BEGIN PROVIDED RECORDS
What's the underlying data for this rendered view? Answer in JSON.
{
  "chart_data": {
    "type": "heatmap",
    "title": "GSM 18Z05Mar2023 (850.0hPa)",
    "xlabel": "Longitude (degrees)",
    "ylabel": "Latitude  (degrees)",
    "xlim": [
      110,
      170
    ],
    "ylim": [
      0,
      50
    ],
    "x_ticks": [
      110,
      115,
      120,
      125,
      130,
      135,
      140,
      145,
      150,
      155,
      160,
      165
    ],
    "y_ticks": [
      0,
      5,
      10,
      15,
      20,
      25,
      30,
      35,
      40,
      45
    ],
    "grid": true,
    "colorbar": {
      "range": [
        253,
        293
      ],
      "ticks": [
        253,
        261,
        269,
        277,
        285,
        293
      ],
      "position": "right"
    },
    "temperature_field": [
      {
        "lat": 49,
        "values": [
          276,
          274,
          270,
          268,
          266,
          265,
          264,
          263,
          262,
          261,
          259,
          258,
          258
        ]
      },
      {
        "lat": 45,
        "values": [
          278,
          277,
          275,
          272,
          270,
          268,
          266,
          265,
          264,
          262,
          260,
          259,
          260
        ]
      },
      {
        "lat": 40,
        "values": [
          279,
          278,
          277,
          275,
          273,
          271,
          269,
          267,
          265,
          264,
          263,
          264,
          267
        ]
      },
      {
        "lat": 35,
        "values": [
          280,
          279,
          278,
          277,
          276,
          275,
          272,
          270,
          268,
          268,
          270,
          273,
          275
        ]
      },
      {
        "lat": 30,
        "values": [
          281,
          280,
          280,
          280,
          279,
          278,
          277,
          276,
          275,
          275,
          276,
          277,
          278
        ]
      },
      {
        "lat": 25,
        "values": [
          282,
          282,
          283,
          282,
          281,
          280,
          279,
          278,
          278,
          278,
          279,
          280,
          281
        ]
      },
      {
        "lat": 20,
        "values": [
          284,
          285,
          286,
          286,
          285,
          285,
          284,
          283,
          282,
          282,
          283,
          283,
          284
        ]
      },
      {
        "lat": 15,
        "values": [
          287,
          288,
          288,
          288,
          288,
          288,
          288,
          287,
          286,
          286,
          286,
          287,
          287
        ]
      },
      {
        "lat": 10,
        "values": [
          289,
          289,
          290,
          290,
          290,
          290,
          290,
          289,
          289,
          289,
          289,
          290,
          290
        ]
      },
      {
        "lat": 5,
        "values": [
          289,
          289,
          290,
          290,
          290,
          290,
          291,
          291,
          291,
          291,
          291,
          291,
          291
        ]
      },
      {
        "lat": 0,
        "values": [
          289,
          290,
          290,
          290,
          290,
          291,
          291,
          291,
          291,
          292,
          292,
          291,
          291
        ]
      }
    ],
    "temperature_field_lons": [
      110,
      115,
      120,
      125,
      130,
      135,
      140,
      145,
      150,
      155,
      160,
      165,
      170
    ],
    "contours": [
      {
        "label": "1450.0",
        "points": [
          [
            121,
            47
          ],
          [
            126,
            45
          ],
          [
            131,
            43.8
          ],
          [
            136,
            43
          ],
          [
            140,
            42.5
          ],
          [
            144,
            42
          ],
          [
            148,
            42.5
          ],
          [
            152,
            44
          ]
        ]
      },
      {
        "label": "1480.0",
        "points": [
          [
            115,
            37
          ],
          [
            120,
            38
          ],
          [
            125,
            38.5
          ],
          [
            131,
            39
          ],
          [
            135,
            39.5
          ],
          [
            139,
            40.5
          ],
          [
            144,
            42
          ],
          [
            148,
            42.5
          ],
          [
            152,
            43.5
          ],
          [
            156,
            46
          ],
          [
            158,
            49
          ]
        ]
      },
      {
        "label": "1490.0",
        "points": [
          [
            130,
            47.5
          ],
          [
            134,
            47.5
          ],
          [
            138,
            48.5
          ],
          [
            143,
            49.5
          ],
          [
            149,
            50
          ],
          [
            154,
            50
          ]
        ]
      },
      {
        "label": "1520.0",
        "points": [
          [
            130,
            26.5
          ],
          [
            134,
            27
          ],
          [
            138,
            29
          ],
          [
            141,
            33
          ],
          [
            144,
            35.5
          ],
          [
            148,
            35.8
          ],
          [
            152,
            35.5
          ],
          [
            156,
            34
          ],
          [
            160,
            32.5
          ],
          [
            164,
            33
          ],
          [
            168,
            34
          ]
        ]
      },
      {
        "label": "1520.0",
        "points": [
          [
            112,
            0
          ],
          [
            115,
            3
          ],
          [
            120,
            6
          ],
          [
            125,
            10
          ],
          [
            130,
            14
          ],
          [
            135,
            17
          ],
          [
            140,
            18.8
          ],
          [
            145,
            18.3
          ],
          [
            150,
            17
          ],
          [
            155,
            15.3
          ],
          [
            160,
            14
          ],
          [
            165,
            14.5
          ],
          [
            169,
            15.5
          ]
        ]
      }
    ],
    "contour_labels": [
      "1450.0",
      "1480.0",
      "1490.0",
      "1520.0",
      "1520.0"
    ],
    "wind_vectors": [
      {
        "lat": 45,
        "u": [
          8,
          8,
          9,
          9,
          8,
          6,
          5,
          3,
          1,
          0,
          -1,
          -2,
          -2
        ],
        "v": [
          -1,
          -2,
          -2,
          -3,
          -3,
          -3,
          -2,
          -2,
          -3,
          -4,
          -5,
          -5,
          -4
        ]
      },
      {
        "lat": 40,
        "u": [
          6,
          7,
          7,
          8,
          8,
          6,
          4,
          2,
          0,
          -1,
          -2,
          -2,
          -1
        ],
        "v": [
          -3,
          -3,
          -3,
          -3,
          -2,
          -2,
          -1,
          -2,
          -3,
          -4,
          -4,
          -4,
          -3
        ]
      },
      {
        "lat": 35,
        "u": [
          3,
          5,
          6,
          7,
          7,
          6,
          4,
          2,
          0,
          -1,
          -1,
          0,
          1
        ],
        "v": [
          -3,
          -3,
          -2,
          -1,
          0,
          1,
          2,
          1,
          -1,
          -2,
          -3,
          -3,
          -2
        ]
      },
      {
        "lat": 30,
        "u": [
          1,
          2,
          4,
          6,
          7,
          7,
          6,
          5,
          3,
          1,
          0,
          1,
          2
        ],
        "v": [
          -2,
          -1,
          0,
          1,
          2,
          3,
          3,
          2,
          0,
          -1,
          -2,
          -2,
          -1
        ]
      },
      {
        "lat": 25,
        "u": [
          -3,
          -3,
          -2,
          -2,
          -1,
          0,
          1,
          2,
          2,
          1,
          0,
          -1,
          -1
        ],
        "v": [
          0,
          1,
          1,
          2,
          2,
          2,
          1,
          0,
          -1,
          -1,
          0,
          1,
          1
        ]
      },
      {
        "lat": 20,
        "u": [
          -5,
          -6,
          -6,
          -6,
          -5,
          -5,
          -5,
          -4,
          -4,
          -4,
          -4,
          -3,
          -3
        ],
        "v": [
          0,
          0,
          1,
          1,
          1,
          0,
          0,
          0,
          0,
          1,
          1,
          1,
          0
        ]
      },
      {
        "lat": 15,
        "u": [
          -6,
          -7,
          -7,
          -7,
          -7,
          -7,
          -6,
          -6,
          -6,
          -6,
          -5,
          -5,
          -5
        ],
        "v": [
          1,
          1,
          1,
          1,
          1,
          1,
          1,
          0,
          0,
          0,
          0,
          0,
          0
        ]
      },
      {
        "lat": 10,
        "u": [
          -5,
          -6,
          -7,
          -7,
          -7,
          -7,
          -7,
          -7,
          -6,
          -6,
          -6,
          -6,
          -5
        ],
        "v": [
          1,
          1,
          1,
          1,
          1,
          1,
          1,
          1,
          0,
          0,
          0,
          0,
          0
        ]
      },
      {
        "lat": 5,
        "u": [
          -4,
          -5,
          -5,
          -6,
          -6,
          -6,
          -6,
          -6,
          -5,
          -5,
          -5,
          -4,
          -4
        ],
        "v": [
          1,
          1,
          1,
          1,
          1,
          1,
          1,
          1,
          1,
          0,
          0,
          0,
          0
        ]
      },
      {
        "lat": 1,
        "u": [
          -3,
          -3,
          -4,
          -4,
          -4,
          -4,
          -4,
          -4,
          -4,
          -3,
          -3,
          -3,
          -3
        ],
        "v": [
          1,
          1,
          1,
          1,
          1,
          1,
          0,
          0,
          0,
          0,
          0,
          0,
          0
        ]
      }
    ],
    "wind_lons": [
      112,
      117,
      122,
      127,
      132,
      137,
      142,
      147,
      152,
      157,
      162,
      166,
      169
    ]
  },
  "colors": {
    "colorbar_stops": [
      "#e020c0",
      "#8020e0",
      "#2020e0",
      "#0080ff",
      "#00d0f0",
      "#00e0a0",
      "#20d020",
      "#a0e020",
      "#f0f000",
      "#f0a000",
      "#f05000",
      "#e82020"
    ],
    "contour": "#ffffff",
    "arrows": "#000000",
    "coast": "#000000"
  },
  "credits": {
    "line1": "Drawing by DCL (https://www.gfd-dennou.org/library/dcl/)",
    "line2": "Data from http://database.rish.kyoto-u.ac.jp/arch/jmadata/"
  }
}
END PROVIDED RECORDS
Read the lines above. Gather those in which the string "degrees" is found.

    "xlabel": "Longitude (degrees)",
    "ylabel": "Latitude  (degrees)",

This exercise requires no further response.